One important thing to note with this approach is that the end result of the simulations will end up approximating the inputs it is fed! For example, given that Mike Trout’s batting average this past season was .307, we would expect to see, over many seasons of simulations, his long-run simulated average to also be .307.

That’s all okay though - what we are really looking to see is how much more extreme the predictions of Mike Trout’s batting average are when computed over an 82 game window, versus a 162 game window.

## Results

## The Players

With the exciting news that it is indeed possible to hit .400, albeit not very likely, over the course of a half season, I wanted to check out the numbers and see who exactly is predicted to top that mark, and at what rate they might be expected to do it.

Surely enough, the rank-order of this list precisely matches our input data of batting averages, led by Tim Anderson, who hit .335 in the 2019 season. It is heavily driven by the top six batters, who have somewhere between a 0.32% and 1.43% chance of hitting .400 in a given shortened season, according to our simulations.

Given that the performance of each player is more or less independent, we are free to combine the likelihoods of individual players reaching .400 to get the likelihood that any single player across baseball might reach .400. After doing so, we end up with a **6.02% chance** that *a* batter will hit .400 in a shortened season!

It wouldn’t be quite the same as Ted William’s 1941 season, the last to reach .400 and where he hit .406, but it would be unbelievably fun to watch. Let’s hope we get baseball back soon to see if it happens!

● **SET EXERCISE A**
Rewrite the batting-average passage from the words containing "That’s all okay" through "162 game window.", with "window" changed to "stretch".

[Records extracted from a collection]

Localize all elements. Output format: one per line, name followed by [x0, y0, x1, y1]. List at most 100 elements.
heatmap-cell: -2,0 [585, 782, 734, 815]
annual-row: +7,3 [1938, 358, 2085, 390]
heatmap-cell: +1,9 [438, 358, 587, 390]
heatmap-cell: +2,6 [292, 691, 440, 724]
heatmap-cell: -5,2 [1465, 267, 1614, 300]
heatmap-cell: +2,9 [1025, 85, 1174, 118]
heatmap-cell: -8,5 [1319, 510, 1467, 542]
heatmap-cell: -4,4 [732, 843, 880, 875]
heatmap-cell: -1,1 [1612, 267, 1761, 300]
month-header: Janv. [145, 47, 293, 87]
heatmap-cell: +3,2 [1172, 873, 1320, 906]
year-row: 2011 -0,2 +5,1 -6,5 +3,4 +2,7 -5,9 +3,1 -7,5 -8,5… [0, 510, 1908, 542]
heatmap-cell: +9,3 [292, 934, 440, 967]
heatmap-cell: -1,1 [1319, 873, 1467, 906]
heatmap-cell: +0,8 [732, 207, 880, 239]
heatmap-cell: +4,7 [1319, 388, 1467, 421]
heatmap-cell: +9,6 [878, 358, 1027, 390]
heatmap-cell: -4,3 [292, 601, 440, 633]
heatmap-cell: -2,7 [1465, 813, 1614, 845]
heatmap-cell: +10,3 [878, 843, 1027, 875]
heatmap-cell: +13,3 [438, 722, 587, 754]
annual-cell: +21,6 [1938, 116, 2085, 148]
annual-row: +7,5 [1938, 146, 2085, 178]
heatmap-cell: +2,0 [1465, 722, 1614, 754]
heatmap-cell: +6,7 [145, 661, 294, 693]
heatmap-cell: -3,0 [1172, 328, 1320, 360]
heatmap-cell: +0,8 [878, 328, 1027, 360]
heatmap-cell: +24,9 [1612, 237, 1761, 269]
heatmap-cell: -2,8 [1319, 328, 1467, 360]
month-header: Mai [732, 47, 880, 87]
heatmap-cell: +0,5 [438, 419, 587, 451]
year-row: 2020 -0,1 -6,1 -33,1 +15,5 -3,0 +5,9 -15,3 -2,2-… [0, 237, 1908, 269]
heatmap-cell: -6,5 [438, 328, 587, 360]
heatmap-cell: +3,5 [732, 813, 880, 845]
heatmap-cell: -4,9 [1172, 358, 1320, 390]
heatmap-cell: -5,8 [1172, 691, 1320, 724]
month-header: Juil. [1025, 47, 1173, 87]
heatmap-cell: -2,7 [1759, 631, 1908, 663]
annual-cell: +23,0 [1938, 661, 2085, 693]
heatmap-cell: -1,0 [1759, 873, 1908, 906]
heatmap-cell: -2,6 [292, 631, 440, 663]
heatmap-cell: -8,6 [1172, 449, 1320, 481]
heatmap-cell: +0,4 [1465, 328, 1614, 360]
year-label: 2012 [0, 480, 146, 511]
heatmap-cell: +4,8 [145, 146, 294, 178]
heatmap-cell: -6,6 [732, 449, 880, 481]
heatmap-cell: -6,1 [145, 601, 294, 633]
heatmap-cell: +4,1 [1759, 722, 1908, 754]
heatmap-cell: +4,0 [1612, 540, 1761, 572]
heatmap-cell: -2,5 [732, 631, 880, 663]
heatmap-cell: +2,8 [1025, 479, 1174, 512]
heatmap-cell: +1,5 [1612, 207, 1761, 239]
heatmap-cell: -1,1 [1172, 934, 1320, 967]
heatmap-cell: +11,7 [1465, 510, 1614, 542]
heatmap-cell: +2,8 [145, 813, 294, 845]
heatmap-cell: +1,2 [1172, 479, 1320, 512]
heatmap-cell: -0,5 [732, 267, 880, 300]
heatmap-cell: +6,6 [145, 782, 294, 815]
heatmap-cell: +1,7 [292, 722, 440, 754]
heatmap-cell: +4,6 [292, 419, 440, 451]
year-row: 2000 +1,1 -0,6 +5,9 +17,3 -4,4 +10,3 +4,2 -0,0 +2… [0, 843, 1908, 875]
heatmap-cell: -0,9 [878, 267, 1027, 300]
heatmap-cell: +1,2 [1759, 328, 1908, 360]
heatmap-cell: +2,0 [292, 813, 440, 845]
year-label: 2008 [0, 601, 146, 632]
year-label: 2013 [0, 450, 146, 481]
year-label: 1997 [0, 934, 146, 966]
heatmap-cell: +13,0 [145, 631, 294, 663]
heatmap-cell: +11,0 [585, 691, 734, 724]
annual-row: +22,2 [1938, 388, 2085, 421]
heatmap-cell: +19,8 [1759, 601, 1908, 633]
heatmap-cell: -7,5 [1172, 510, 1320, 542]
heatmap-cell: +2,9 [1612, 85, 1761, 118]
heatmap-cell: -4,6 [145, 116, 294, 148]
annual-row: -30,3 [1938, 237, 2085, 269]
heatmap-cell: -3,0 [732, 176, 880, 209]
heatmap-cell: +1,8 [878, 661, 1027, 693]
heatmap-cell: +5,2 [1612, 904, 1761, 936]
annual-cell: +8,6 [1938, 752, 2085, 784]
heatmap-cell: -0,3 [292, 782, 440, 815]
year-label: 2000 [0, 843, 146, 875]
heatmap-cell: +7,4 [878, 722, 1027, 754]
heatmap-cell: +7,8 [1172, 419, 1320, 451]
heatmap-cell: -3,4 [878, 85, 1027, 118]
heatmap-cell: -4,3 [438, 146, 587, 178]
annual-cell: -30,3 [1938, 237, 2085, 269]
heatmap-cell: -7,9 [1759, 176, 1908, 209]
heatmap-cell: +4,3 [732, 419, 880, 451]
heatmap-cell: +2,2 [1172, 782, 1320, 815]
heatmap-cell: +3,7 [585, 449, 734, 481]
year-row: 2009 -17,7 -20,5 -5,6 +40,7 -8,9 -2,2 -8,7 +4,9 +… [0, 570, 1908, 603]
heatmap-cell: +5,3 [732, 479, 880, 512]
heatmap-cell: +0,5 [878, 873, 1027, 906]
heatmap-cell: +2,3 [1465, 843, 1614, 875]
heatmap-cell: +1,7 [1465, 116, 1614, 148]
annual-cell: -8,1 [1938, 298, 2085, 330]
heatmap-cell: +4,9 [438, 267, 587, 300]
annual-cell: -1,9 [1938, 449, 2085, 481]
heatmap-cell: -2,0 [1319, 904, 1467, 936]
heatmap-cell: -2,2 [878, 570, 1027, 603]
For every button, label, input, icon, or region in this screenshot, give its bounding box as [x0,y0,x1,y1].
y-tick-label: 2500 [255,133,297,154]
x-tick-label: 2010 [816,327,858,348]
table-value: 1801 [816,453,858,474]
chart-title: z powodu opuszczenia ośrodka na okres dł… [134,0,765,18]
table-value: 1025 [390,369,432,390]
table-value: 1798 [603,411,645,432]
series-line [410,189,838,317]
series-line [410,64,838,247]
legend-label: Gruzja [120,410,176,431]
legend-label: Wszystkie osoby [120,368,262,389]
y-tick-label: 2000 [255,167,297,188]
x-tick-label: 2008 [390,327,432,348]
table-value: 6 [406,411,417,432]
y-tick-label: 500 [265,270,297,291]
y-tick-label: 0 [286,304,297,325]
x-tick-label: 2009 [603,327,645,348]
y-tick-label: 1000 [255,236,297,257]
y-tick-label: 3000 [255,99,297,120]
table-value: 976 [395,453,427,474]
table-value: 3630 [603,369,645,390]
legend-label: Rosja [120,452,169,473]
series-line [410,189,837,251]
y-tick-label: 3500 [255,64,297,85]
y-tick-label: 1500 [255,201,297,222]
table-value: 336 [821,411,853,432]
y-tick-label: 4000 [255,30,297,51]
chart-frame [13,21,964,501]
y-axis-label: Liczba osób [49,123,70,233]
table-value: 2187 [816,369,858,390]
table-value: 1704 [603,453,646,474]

● **SET EXERCISE B**
Reproduce the records word for word, from their first line through the line that contains "heatmap-cell: +0,8 [878, 328, 1027, 360]".

● **WORKED SOLUTION A**
That’s all okay though - what we are really looking to see is how much more extreme the predictions of Mike Trout’s batting average are when computed over an 82 game stretch, versus a 162 game stretch.

● **WORKED SOLUTION B**
Localize all elements. Output format: one per line, name followed by [x0, y0, x1, y1]. List at most 100 elements.
heatmap-cell: -2,0 [585, 782, 734, 815]
annual-row: +7,3 [1938, 358, 2085, 390]
heatmap-cell: +1,9 [438, 358, 587, 390]
heatmap-cell: +2,6 [292, 691, 440, 724]
heatmap-cell: -5,2 [1465, 267, 1614, 300]
heatmap-cell: +2,9 [1025, 85, 1174, 118]
heatmap-cell: -8,5 [1319, 510, 1467, 542]
heatmap-cell: -4,4 [732, 843, 880, 875]
heatmap-cell: -1,1 [1612, 267, 1761, 300]
month-header: Janv. [145, 47, 293, 87]
heatmap-cell: +3,2 [1172, 873, 1320, 906]
year-row: 2011 -0,2 +5,1 -6,5 +3,4 +2,7 -5,9 +3,1 -7,5 -8,5… [0, 510, 1908, 542]
heatmap-cell: +9,3 [292, 934, 440, 967]
heatmap-cell: -1,1 [1319, 873, 1467, 906]
heatmap-cell: +0,8 [732, 207, 880, 239]
heatmap-cell: +4,7 [1319, 388, 1467, 421]
heatmap-cell: +9,6 [878, 358, 1027, 390]
heatmap-cell: -4,3 [292, 601, 440, 633]
heatmap-cell: -2,7 [1465, 813, 1614, 845]
heatmap-cell: +10,3 [878, 843, 1027, 875]
heatmap-cell: +13,3 [438, 722, 587, 754]
annual-cell: +21,6 [1938, 116, 2085, 148]
annual-row: +7,5 [1938, 146, 2085, 178]
heatmap-cell: +2,0 [1465, 722, 1614, 754]
heatmap-cell: +6,7 [145, 661, 294, 693]
heatmap-cell: -3,0 [1172, 328, 1320, 360]
heatmap-cell: +0,8 [878, 328, 1027, 360]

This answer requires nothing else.